**Objective:** Omit the pictures, then write out every entry exactly as it reads.

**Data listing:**
<<<<

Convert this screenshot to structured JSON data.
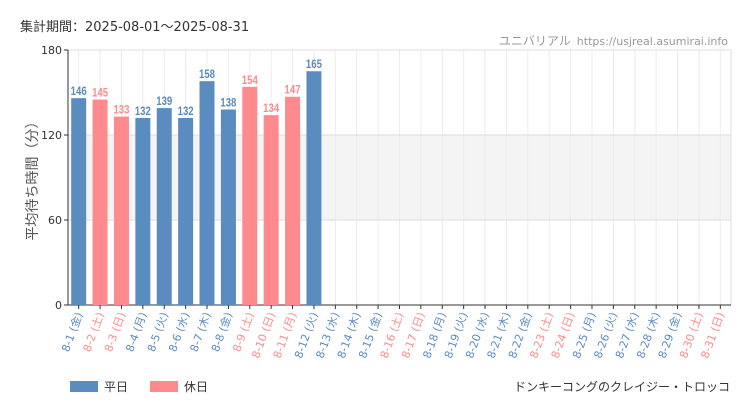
{
  "period_label": "集計期間：2025-08-01〜2025-08-31",
  "source": {
    "name": "ユニバリアル",
    "url": "https://usjreal.asumirai.info"
  },
  "attraction": "ドンキーコングのクレイジー・トロッコ",
  "legend": [
    {
      "label": "平日",
      "color": "#5b8cc0"
    },
    {
      "label": "休日",
      "color": "#ff8a8e"
    }
  ],
  "chart_data": {
    "type": "bar",
    "ylabel": "平均待ち時間（分）",
    "ylim": [
      0,
      180
    ],
    "yticks": [
      0,
      60,
      120,
      180
    ],
    "categories": [
      "8-1 (金)",
      "8-2 (土)",
      "8-3 (日)",
      "8-4 (月)",
      "8-5 (火)",
      "8-6 (水)",
      "8-7 (木)",
      "8-8 (金)",
      "8-9 (土)",
      "8-10 (日)",
      "8-11 (月)",
      "8-12 (火)",
      "8-13 (水)",
      "8-14 (木)",
      "8-15 (金)",
      "8-16 (土)",
      "8-17 (日)",
      "8-18 (月)",
      "8-19 (火)",
      "8-20 (水)",
      "8-21 (木)",
      "8-22 (金)",
      "8-23 (土)",
      "8-24 (日)",
      "8-25 (月)",
      "8-26 (火)",
      "8-27 (水)",
      "8-28 (木)",
      "8-29 (金)",
      "8-30 (土)",
      "8-31 (日)"
    ],
    "values": [
      146,
      145,
      133,
      132,
      139,
      132,
      158,
      138,
      154,
      134,
      147,
      165,
      null,
      null,
      null,
      null,
      null,
      null,
      null,
      null,
      null,
      null,
      null,
      null,
      null,
      null,
      null,
      null,
      null,
      null,
      null
    ],
    "day_type": [
      "weekday",
      "holiday",
      "holiday",
      "weekday",
      "weekday",
      "weekday",
      "weekday",
      "weekday",
      "holiday",
      "holiday",
      "holiday",
      "weekday",
      "weekday",
      "weekday",
      "weekday",
      "holiday",
      "holiday",
      "weekday",
      "weekday",
      "weekday",
      "weekday",
      "weekday",
      "holiday",
      "holiday",
      "weekday",
      "weekday",
      "weekday",
      "weekday",
      "weekday",
      "holiday",
      "holiday"
    ],
    "colors": {
      "weekday": "#5b8cc0",
      "holiday": "#ff8a8e"
    }
  }
}
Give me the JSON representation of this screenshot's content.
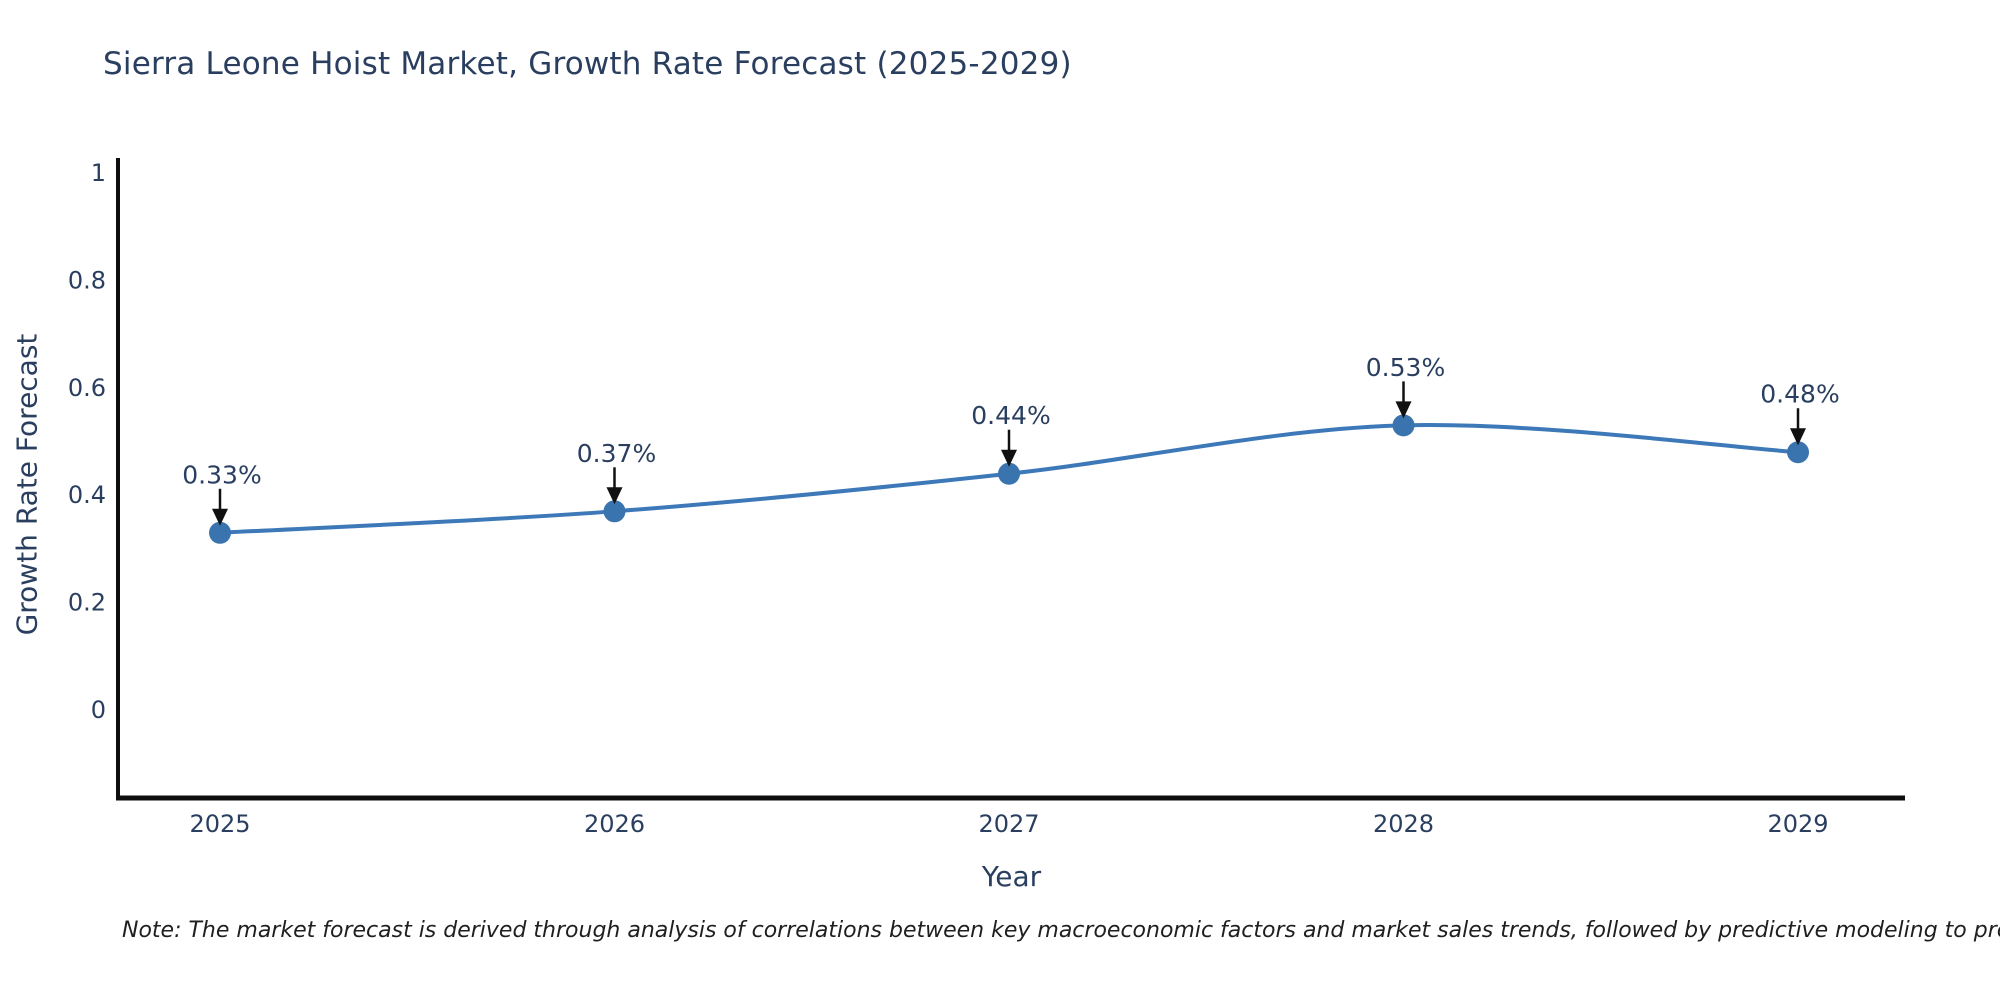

>>>>

**Result for this task:**
Convert this screenshot to structured JSON data.
{
  "period_label": "集計期間：2025-08-01〜2025-08-31",
  "source": {
    "name": "ユニバリアル",
    "url": "https://usjreal.asumirai.info"
  },
  "attraction": "ドンキーコングのクレイジー・トロッコ",
  "legend": [
    {
      "label": "平日",
      "color": "#5b8cc0"
    },
    {
      "label": "休日",
      "color": "#ff8a8e"
    }
  ],
  "chart_data": {
    "type": "bar",
    "ylabel": "平均待ち時間（分）",
    "ylim": [
      0,
      180
    ],
    "yticks": [
      0,
      60,
      120,
      180
    ],
    "categories": [
      "8-1 (金)",
      "8-2 (土)",
      "8-3 (日)",
      "8-4 (月)",
      "8-5 (火)",
      "8-6 (水)",
      "8-7 (木)",
      "8-8 (金)",
      "8-9 (土)",
      "8-10 (日)",
      "8-11 (月)",
      "8-12 (火)",
      "8-13 (水)",
      "8-14 (木)",
      "8-15 (金)",
      "8-16 (土)",
      "8-17 (日)",
      "8-18 (月)",
      "8-19 (火)",
      "8-20 (水)",
      "8-21 (木)",
      "8-22 (金)",
      "8-23 (土)",
      "8-24 (日)",
      "8-25 (月)",
      "8-26 (火)",
      "8-27 (水)",
      "8-28 (木)",
      "8-29 (金)",
      "8-30 (土)",
      "8-31 (日)"
    ],
    "values": [
      146,
      145,
      133,
      132,
      139,
      132,
      158,
      138,
      154,
      134,
      147,
      165,
      null,
      null,
      null,
      null,
      null,
      null,
      null,
      null,
      null,
      null,
      null,
      null,
      null,
      null,
      null,
      null,
      null,
      null,
      null
    ],
    "day_type": [
      "weekday",
      "holiday",
      "holiday",
      "weekday",
      "weekday",
      "weekday",
      "weekday",
      "weekday",
      "holiday",
      "holiday",
      "holiday",
      "weekday",
      "weekday",
      "weekday",
      "weekday",
      "holiday",
      "holiday",
      "weekday",
      "weekday",
      "weekday",
      "weekday",
      "weekday",
      "holiday",
      "holiday",
      "weekday",
      "weekday",
      "weekday",
      "weekday",
      "weekday",
      "holiday",
      "holiday"
    ],
    "colors": {
      "weekday": "#5b8cc0",
      "holiday": "#ff8a8e"
    }
  }
}
Give me the JSON representation of this screenshot's content.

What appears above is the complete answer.